#### [What the task requires]
Copy out every record below exactly as written, but leave out any pictures.

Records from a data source
--------------------------------------------------

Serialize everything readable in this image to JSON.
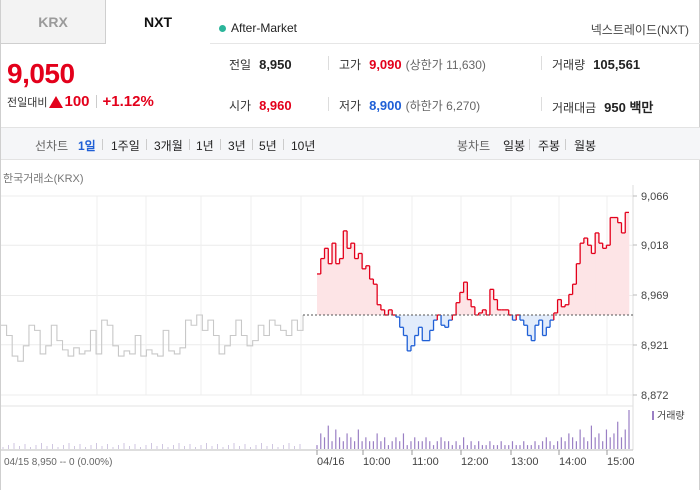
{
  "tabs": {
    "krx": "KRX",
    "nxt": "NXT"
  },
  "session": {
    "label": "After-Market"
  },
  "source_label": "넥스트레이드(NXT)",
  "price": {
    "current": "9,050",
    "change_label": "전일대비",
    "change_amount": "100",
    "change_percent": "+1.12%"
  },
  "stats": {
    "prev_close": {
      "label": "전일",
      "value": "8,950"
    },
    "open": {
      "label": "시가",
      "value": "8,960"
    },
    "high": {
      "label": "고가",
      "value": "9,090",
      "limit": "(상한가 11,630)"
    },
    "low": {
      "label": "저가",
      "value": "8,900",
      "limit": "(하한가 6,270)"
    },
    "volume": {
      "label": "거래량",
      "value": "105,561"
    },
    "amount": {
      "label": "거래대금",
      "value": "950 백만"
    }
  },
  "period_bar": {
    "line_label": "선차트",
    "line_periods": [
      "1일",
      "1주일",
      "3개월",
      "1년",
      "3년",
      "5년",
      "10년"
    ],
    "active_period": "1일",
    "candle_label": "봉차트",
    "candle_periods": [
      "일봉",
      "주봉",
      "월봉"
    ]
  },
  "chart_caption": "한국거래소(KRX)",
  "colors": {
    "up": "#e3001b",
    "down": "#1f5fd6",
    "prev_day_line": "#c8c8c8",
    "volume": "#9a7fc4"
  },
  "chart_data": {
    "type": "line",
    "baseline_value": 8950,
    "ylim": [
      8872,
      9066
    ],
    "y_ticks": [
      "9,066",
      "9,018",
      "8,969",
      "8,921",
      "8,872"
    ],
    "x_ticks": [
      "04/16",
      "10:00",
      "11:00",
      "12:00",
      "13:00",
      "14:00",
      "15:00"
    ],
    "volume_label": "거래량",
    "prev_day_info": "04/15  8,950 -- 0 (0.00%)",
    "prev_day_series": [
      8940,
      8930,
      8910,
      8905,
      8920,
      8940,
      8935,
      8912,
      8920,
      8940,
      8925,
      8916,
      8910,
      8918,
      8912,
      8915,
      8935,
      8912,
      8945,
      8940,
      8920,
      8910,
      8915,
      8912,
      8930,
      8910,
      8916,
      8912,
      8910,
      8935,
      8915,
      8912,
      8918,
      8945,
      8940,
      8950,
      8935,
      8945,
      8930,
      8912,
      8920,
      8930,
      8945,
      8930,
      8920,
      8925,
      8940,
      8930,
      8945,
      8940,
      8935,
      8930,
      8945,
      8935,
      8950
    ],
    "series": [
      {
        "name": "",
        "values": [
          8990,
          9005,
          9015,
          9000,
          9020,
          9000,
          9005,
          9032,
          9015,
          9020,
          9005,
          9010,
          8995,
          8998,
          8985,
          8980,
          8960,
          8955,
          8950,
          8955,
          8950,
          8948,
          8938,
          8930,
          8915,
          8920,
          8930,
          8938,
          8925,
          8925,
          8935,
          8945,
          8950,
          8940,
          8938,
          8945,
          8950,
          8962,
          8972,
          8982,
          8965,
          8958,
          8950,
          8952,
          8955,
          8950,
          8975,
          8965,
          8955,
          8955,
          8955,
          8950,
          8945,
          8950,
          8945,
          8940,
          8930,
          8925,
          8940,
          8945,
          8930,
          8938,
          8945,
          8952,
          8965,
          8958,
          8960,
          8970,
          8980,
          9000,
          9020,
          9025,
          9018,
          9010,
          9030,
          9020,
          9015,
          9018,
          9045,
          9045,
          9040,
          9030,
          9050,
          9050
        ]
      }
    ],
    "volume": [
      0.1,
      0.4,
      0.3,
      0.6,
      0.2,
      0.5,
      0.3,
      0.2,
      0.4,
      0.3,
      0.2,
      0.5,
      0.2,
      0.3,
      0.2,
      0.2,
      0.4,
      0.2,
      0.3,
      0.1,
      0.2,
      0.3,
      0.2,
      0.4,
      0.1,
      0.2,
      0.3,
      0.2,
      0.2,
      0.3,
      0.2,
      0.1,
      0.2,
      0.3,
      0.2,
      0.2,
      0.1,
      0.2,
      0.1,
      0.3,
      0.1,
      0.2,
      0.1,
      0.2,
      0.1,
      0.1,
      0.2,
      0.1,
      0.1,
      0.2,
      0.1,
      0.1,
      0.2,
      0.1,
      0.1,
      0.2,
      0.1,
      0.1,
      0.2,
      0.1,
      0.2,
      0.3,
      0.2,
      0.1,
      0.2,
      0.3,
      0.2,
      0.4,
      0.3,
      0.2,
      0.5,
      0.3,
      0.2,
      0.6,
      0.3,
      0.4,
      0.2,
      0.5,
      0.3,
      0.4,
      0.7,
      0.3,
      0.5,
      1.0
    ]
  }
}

--------------------------------------------------

#### [Result for this task]
Serialize everything readable in this image to JSON.
{
  "tabs": {
    "krx": "KRX",
    "nxt": "NXT"
  },
  "session": {
    "label": "After-Market"
  },
  "source_label": "넥스트레이드(NXT)",
  "price": {
    "current": "9,050",
    "change_label": "전일대비",
    "change_amount": "100",
    "change_percent": "+1.12%"
  },
  "stats": {
    "prev_close": {
      "label": "전일",
      "value": "8,950"
    },
    "open": {
      "label": "시가",
      "value": "8,960"
    },
    "high": {
      "label": "고가",
      "value": "9,090",
      "limit": "(상한가 11,630)"
    },
    "low": {
      "label": "저가",
      "value": "8,900",
      "limit": "(하한가 6,270)"
    },
    "volume": {
      "label": "거래량",
      "value": "105,561"
    },
    "amount": {
      "label": "거래대금",
      "value": "950 백만"
    }
  },
  "period_bar": {
    "line_label": "선차트",
    "line_periods": [
      "1일",
      "1주일",
      "3개월",
      "1년",
      "3년",
      "5년",
      "10년"
    ],
    "active_period": "1일",
    "candle_label": "봉차트",
    "candle_periods": [
      "일봉",
      "주봉",
      "월봉"
    ]
  },
  "chart_caption": "한국거래소(KRX)",
  "colors": {
    "up": "#e3001b",
    "down": "#1f5fd6",
    "prev_day_line": "#c8c8c8",
    "volume": "#9a7fc4"
  },
  "chart_data": {
    "type": "line",
    "baseline_value": 8950,
    "ylim": [
      8872,
      9066
    ],
    "y_ticks": [
      "9,066",
      "9,018",
      "8,969",
      "8,921",
      "8,872"
    ],
    "x_ticks": [
      "04/16",
      "10:00",
      "11:00",
      "12:00",
      "13:00",
      "14:00",
      "15:00"
    ],
    "volume_label": "거래량",
    "prev_day_info": "04/15  8,950 -- 0 (0.00%)",
    "prev_day_series": [
      8940,
      8930,
      8910,
      8905,
      8920,
      8940,
      8935,
      8912,
      8920,
      8940,
      8925,
      8916,
      8910,
      8918,
      8912,
      8915,
      8935,
      8912,
      8945,
      8940,
      8920,
      8910,
      8915,
      8912,
      8930,
      8910,
      8916,
      8912,
      8910,
      8935,
      8915,
      8912,
      8918,
      8945,
      8940,
      8950,
      8935,
      8945,
      8930,
      8912,
      8920,
      8930,
      8945,
      8930,
      8920,
      8925,
      8940,
      8930,
      8945,
      8940,
      8935,
      8930,
      8945,
      8935,
      8950
    ],
    "series": [
      {
        "name": "",
        "values": [
          8990,
          9005,
          9015,
          9000,
          9020,
          9000,
          9005,
          9032,
          9015,
          9020,
          9005,
          9010,
          8995,
          8998,
          8985,
          8980,
          8960,
          8955,
          8950,
          8955,
          8950,
          8948,
          8938,
          8930,
          8915,
          8920,
          8930,
          8938,
          8925,
          8925,
          8935,
          8945,
          8950,
          8940,
          8938,
          8945,
          8950,
          8962,
          8972,
          8982,
          8965,
          8958,
          8950,
          8952,
          8955,
          8950,
          8975,
          8965,
          8955,
          8955,
          8955,
          8950,
          8945,
          8950,
          8945,
          8940,
          8930,
          8925,
          8940,
          8945,
          8930,
          8938,
          8945,
          8952,
          8965,
          8958,
          8960,
          8970,
          8980,
          9000,
          9020,
          9025,
          9018,
          9010,
          9030,
          9020,
          9015,
          9018,
          9045,
          9045,
          9040,
          9030,
          9050,
          9050
        ]
      }
    ],
    "volume": [
      0.1,
      0.4,
      0.3,
      0.6,
      0.2,
      0.5,
      0.3,
      0.2,
      0.4,
      0.3,
      0.2,
      0.5,
      0.2,
      0.3,
      0.2,
      0.2,
      0.4,
      0.2,
      0.3,
      0.1,
      0.2,
      0.3,
      0.2,
      0.4,
      0.1,
      0.2,
      0.3,
      0.2,
      0.2,
      0.3,
      0.2,
      0.1,
      0.2,
      0.3,
      0.2,
      0.2,
      0.1,
      0.2,
      0.1,
      0.3,
      0.1,
      0.2,
      0.1,
      0.2,
      0.1,
      0.1,
      0.2,
      0.1,
      0.1,
      0.2,
      0.1,
      0.1,
      0.2,
      0.1,
      0.1,
      0.2,
      0.1,
      0.1,
      0.2,
      0.1,
      0.2,
      0.3,
      0.2,
      0.1,
      0.2,
      0.3,
      0.2,
      0.4,
      0.3,
      0.2,
      0.5,
      0.3,
      0.2,
      0.6,
      0.3,
      0.4,
      0.2,
      0.5,
      0.3,
      0.4,
      0.7,
      0.3,
      0.5,
      1.0
    ]
  }
}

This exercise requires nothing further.